| Work to do |
Transcribe all of the data exactly. Omit the pictures.

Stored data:
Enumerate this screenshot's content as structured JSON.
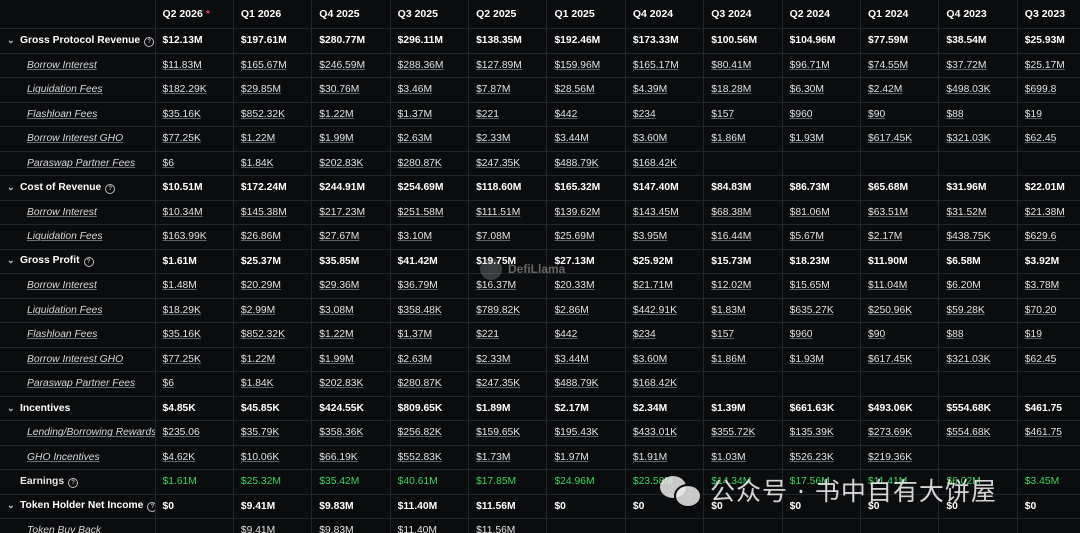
{
  "columns": [
    "Q2 2026",
    "Q1 2026",
    "Q4 2025",
    "Q3 2025",
    "Q2 2025",
    "Q1 2025",
    "Q4 2024",
    "Q3 2024",
    "Q2 2024",
    "Q1 2024",
    "Q4 2023",
    "Q3 2023"
  ],
  "header_star": "*",
  "rows": [
    {
      "label": "Gross Protocol Revenue",
      "type": "parent",
      "info": true,
      "values": [
        "$12.13M",
        "$197.61M",
        "$280.77M",
        "$296.11M",
        "$138.35M",
        "$192.46M",
        "$173.33M",
        "$100.56M",
        "$104.96M",
        "$77.59M",
        "$38.54M",
        "$25.93M"
      ]
    },
    {
      "label": "Borrow Interest",
      "type": "child",
      "values": [
        "$11.83M",
        "$165.67M",
        "$246.59M",
        "$288.36M",
        "$127.89M",
        "$159.96M",
        "$165.17M",
        "$80.41M",
        "$96.71M",
        "$74.55M",
        "$37.72M",
        "$25.17M"
      ]
    },
    {
      "label": "Liquidation Fees",
      "type": "child",
      "values": [
        "$182.29K",
        "$29.85M",
        "$30.76M",
        "$3.46M",
        "$7.87M",
        "$28.56M",
        "$4.39M",
        "$18.28M",
        "$6.30M",
        "$2.42M",
        "$498.03K",
        "$699.8"
      ]
    },
    {
      "label": "Flashloan Fees",
      "type": "child",
      "values": [
        "$35.16K",
        "$852.32K",
        "$1.22M",
        "$1.37M",
        "$221",
        "$442",
        "$234",
        "$157",
        "$960",
        "$90",
        "$88",
        "$19"
      ]
    },
    {
      "label": "Borrow Interest GHO",
      "type": "child",
      "values": [
        "$77.25K",
        "$1.22M",
        "$1.99M",
        "$2.63M",
        "$2.33M",
        "$3.44M",
        "$3.60M",
        "$1.86M",
        "$1.93M",
        "$617.45K",
        "$321.03K",
        "$62.45"
      ]
    },
    {
      "label": "Paraswap Partner Fees",
      "type": "child",
      "values": [
        "$6",
        "$1.84K",
        "$202.83K",
        "$280.87K",
        "$247.35K",
        "$488.79K",
        "$168.42K",
        "",
        "",
        "",
        "",
        ""
      ]
    },
    {
      "label": "Cost of Revenue",
      "type": "parent",
      "info": true,
      "values": [
        "$10.51M",
        "$172.24M",
        "$244.91M",
        "$254.69M",
        "$118.60M",
        "$165.32M",
        "$147.40M",
        "$84.83M",
        "$86.73M",
        "$65.68M",
        "$31.96M",
        "$22.01M"
      ]
    },
    {
      "label": "Borrow Interest",
      "type": "child",
      "values": [
        "$10.34M",
        "$145.38M",
        "$217.23M",
        "$251.58M",
        "$111.51M",
        "$139.62M",
        "$143.45M",
        "$68.38M",
        "$81.06M",
        "$63.51M",
        "$31.52M",
        "$21.38M"
      ]
    },
    {
      "label": "Liquidation Fees",
      "type": "child",
      "values": [
        "$163.99K",
        "$26.86M",
        "$27.67M",
        "$3.10M",
        "$7.08M",
        "$25.69M",
        "$3.95M",
        "$16.44M",
        "$5.67M",
        "$2.17M",
        "$438.75K",
        "$629.6"
      ]
    },
    {
      "label": "Gross Profit",
      "type": "parent",
      "info": true,
      "values": [
        "$1.61M",
        "$25.37M",
        "$35.85M",
        "$41.42M",
        "$19.75M",
        "$27.13M",
        "$25.92M",
        "$15.73M",
        "$18.23M",
        "$11.90M",
        "$6.58M",
        "$3.92M"
      ]
    },
    {
      "label": "Borrow Interest",
      "type": "child",
      "values": [
        "$1.48M",
        "$20.29M",
        "$29.36M",
        "$36.79M",
        "$16.37M",
        "$20.33M",
        "$21.71M",
        "$12.02M",
        "$15.65M",
        "$11.04M",
        "$6.20M",
        "$3.78M"
      ]
    },
    {
      "label": "Liquidation Fees",
      "type": "child",
      "values": [
        "$18.29K",
        "$2.99M",
        "$3.08M",
        "$358.48K",
        "$789.82K",
        "$2.86M",
        "$442.91K",
        "$1.83M",
        "$635.27K",
        "$250.96K",
        "$59.28K",
        "$70.20"
      ]
    },
    {
      "label": "Flashloan Fees",
      "type": "child",
      "values": [
        "$35.16K",
        "$852.32K",
        "$1.22M",
        "$1.37M",
        "$221",
        "$442",
        "$234",
        "$157",
        "$960",
        "$90",
        "$88",
        "$19"
      ]
    },
    {
      "label": "Borrow Interest GHO",
      "type": "child",
      "values": [
        "$77.25K",
        "$1.22M",
        "$1.99M",
        "$2.63M",
        "$2.33M",
        "$3.44M",
        "$3.60M",
        "$1.86M",
        "$1.93M",
        "$617.45K",
        "$321.03K",
        "$62.45"
      ]
    },
    {
      "label": "Paraswap Partner Fees",
      "type": "child",
      "values": [
        "$6",
        "$1.84K",
        "$202.83K",
        "$280.87K",
        "$247.35K",
        "$488.79K",
        "$168.42K",
        "",
        "",
        "",
        "",
        ""
      ]
    },
    {
      "label": "Incentives",
      "type": "parent",
      "info": false,
      "values": [
        "$4.85K",
        "$45.85K",
        "$424.55K",
        "$809.65K",
        "$1.89M",
        "$2.17M",
        "$2.34M",
        "$1.39M",
        "$661.63K",
        "$493.06K",
        "$554.68K",
        "$461.75"
      ]
    },
    {
      "label": "Lending/Borrowing Rewards",
      "type": "child",
      "values": [
        "$235.06",
        "$35.79K",
        "$358.36K",
        "$256.82K",
        "$159.65K",
        "$195.43K",
        "$433.01K",
        "$355.72K",
        "$135.39K",
        "$273.69K",
        "$554.68K",
        "$461.75"
      ]
    },
    {
      "label": "GHO Incentives",
      "type": "child",
      "values": [
        "$4.62K",
        "$10.06K",
        "$66.19K",
        "$552.83K",
        "$1.73M",
        "$1.97M",
        "$1.91M",
        "$1.03M",
        "$526.23K",
        "$219.36K",
        "",
        ""
      ]
    },
    {
      "label": "Earnings",
      "type": "green",
      "info": true,
      "values": [
        "$1.61M",
        "$25.32M",
        "$35.42M",
        "$40.61M",
        "$17.85M",
        "$24.96M",
        "$23.58M",
        "$14.34M",
        "$17.56M",
        "$11.41M",
        "$6.02M",
        "$3.45M"
      ]
    },
    {
      "label": "Token Holder Net Income",
      "type": "parent",
      "info": true,
      "values": [
        "$0",
        "$9.41M",
        "$9.83M",
        "$11.40M",
        "$11.56M",
        "$0",
        "$0",
        "$0",
        "$0",
        "$0",
        "$0",
        "$0"
      ]
    },
    {
      "label": "Token Buy Back",
      "type": "child",
      "values": [
        "",
        "$9.41M",
        "$9.83M",
        "$11.40M",
        "$11.56M",
        "",
        "",
        "",
        "",
        "",
        "",
        ""
      ]
    }
  ],
  "watermarks": {
    "center": "DefiLlama",
    "wechat": "公众号 · 书中自有大饼屋"
  },
  "colors": {
    "background": "#0b0c0e",
    "earnings_green": "#3ed65c",
    "star_red": "#e8414a"
  }
}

| Task result |
Enumerate this screenshot's content as structured JSON.
{
  "columns": [
    "Q2 2026",
    "Q1 2026",
    "Q4 2025",
    "Q3 2025",
    "Q2 2025",
    "Q1 2025",
    "Q4 2024",
    "Q3 2024",
    "Q2 2024",
    "Q1 2024",
    "Q4 2023",
    "Q3 2023"
  ],
  "header_star": "*",
  "rows": [
    {
      "label": "Gross Protocol Revenue",
      "type": "parent",
      "info": true,
      "values": [
        "$12.13M",
        "$197.61M",
        "$280.77M",
        "$296.11M",
        "$138.35M",
        "$192.46M",
        "$173.33M",
        "$100.56M",
        "$104.96M",
        "$77.59M",
        "$38.54M",
        "$25.93M"
      ]
    },
    {
      "label": "Borrow Interest",
      "type": "child",
      "values": [
        "$11.83M",
        "$165.67M",
        "$246.59M",
        "$288.36M",
        "$127.89M",
        "$159.96M",
        "$165.17M",
        "$80.41M",
        "$96.71M",
        "$74.55M",
        "$37.72M",
        "$25.17M"
      ]
    },
    {
      "label": "Liquidation Fees",
      "type": "child",
      "values": [
        "$182.29K",
        "$29.85M",
        "$30.76M",
        "$3.46M",
        "$7.87M",
        "$28.56M",
        "$4.39M",
        "$18.28M",
        "$6.30M",
        "$2.42M",
        "$498.03K",
        "$699.8"
      ]
    },
    {
      "label": "Flashloan Fees",
      "type": "child",
      "values": [
        "$35.16K",
        "$852.32K",
        "$1.22M",
        "$1.37M",
        "$221",
        "$442",
        "$234",
        "$157",
        "$960",
        "$90",
        "$88",
        "$19"
      ]
    },
    {
      "label": "Borrow Interest GHO",
      "type": "child",
      "values": [
        "$77.25K",
        "$1.22M",
        "$1.99M",
        "$2.63M",
        "$2.33M",
        "$3.44M",
        "$3.60M",
        "$1.86M",
        "$1.93M",
        "$617.45K",
        "$321.03K",
        "$62.45"
      ]
    },
    {
      "label": "Paraswap Partner Fees",
      "type": "child",
      "values": [
        "$6",
        "$1.84K",
        "$202.83K",
        "$280.87K",
        "$247.35K",
        "$488.79K",
        "$168.42K",
        "",
        "",
        "",
        "",
        ""
      ]
    },
    {
      "label": "Cost of Revenue",
      "type": "parent",
      "info": true,
      "values": [
        "$10.51M",
        "$172.24M",
        "$244.91M",
        "$254.69M",
        "$118.60M",
        "$165.32M",
        "$147.40M",
        "$84.83M",
        "$86.73M",
        "$65.68M",
        "$31.96M",
        "$22.01M"
      ]
    },
    {
      "label": "Borrow Interest",
      "type": "child",
      "values": [
        "$10.34M",
        "$145.38M",
        "$217.23M",
        "$251.58M",
        "$111.51M",
        "$139.62M",
        "$143.45M",
        "$68.38M",
        "$81.06M",
        "$63.51M",
        "$31.52M",
        "$21.38M"
      ]
    },
    {
      "label": "Liquidation Fees",
      "type": "child",
      "values": [
        "$163.99K",
        "$26.86M",
        "$27.67M",
        "$3.10M",
        "$7.08M",
        "$25.69M",
        "$3.95M",
        "$16.44M",
        "$5.67M",
        "$2.17M",
        "$438.75K",
        "$629.6"
      ]
    },
    {
      "label": "Gross Profit",
      "type": "parent",
      "info": true,
      "values": [
        "$1.61M",
        "$25.37M",
        "$35.85M",
        "$41.42M",
        "$19.75M",
        "$27.13M",
        "$25.92M",
        "$15.73M",
        "$18.23M",
        "$11.90M",
        "$6.58M",
        "$3.92M"
      ]
    },
    {
      "label": "Borrow Interest",
      "type": "child",
      "values": [
        "$1.48M",
        "$20.29M",
        "$29.36M",
        "$36.79M",
        "$16.37M",
        "$20.33M",
        "$21.71M",
        "$12.02M",
        "$15.65M",
        "$11.04M",
        "$6.20M",
        "$3.78M"
      ]
    },
    {
      "label": "Liquidation Fees",
      "type": "child",
      "values": [
        "$18.29K",
        "$2.99M",
        "$3.08M",
        "$358.48K",
        "$789.82K",
        "$2.86M",
        "$442.91K",
        "$1.83M",
        "$635.27K",
        "$250.96K",
        "$59.28K",
        "$70.20"
      ]
    },
    {
      "label": "Flashloan Fees",
      "type": "child",
      "values": [
        "$35.16K",
        "$852.32K",
        "$1.22M",
        "$1.37M",
        "$221",
        "$442",
        "$234",
        "$157",
        "$960",
        "$90",
        "$88",
        "$19"
      ]
    },
    {
      "label": "Borrow Interest GHO",
      "type": "child",
      "values": [
        "$77.25K",
        "$1.22M",
        "$1.99M",
        "$2.63M",
        "$2.33M",
        "$3.44M",
        "$3.60M",
        "$1.86M",
        "$1.93M",
        "$617.45K",
        "$321.03K",
        "$62.45"
      ]
    },
    {
      "label": "Paraswap Partner Fees",
      "type": "child",
      "values": [
        "$6",
        "$1.84K",
        "$202.83K",
        "$280.87K",
        "$247.35K",
        "$488.79K",
        "$168.42K",
        "",
        "",
        "",
        "",
        ""
      ]
    },
    {
      "label": "Incentives",
      "type": "parent",
      "info": false,
      "values": [
        "$4.85K",
        "$45.85K",
        "$424.55K",
        "$809.65K",
        "$1.89M",
        "$2.17M",
        "$2.34M",
        "$1.39M",
        "$661.63K",
        "$493.06K",
        "$554.68K",
        "$461.75"
      ]
    },
    {
      "label": "Lending/Borrowing Rewards",
      "type": "child",
      "values": [
        "$235.06",
        "$35.79K",
        "$358.36K",
        "$256.82K",
        "$159.65K",
        "$195.43K",
        "$433.01K",
        "$355.72K",
        "$135.39K",
        "$273.69K",
        "$554.68K",
        "$461.75"
      ]
    },
    {
      "label": "GHO Incentives",
      "type": "child",
      "values": [
        "$4.62K",
        "$10.06K",
        "$66.19K",
        "$552.83K",
        "$1.73M",
        "$1.97M",
        "$1.91M",
        "$1.03M",
        "$526.23K",
        "$219.36K",
        "",
        ""
      ]
    },
    {
      "label": "Earnings",
      "type": "green",
      "info": true,
      "values": [
        "$1.61M",
        "$25.32M",
        "$35.42M",
        "$40.61M",
        "$17.85M",
        "$24.96M",
        "$23.58M",
        "$14.34M",
        "$17.56M",
        "$11.41M",
        "$6.02M",
        "$3.45M"
      ]
    },
    {
      "label": "Token Holder Net Income",
      "type": "parent",
      "info": true,
      "values": [
        "$0",
        "$9.41M",
        "$9.83M",
        "$11.40M",
        "$11.56M",
        "$0",
        "$0",
        "$0",
        "$0",
        "$0",
        "$0",
        "$0"
      ]
    },
    {
      "label": "Token Buy Back",
      "type": "child",
      "values": [
        "",
        "$9.41M",
        "$9.83M",
        "$11.40M",
        "$11.56M",
        "",
        "",
        "",
        "",
        "",
        "",
        ""
      ]
    }
  ],
  "watermarks": {
    "center": "DefiLlama",
    "wechat": "公众号 · 书中自有大饼屋"
  },
  "colors": {
    "background": "#0b0c0e",
    "earnings_green": "#3ed65c",
    "star_red": "#e8414a"
  }
}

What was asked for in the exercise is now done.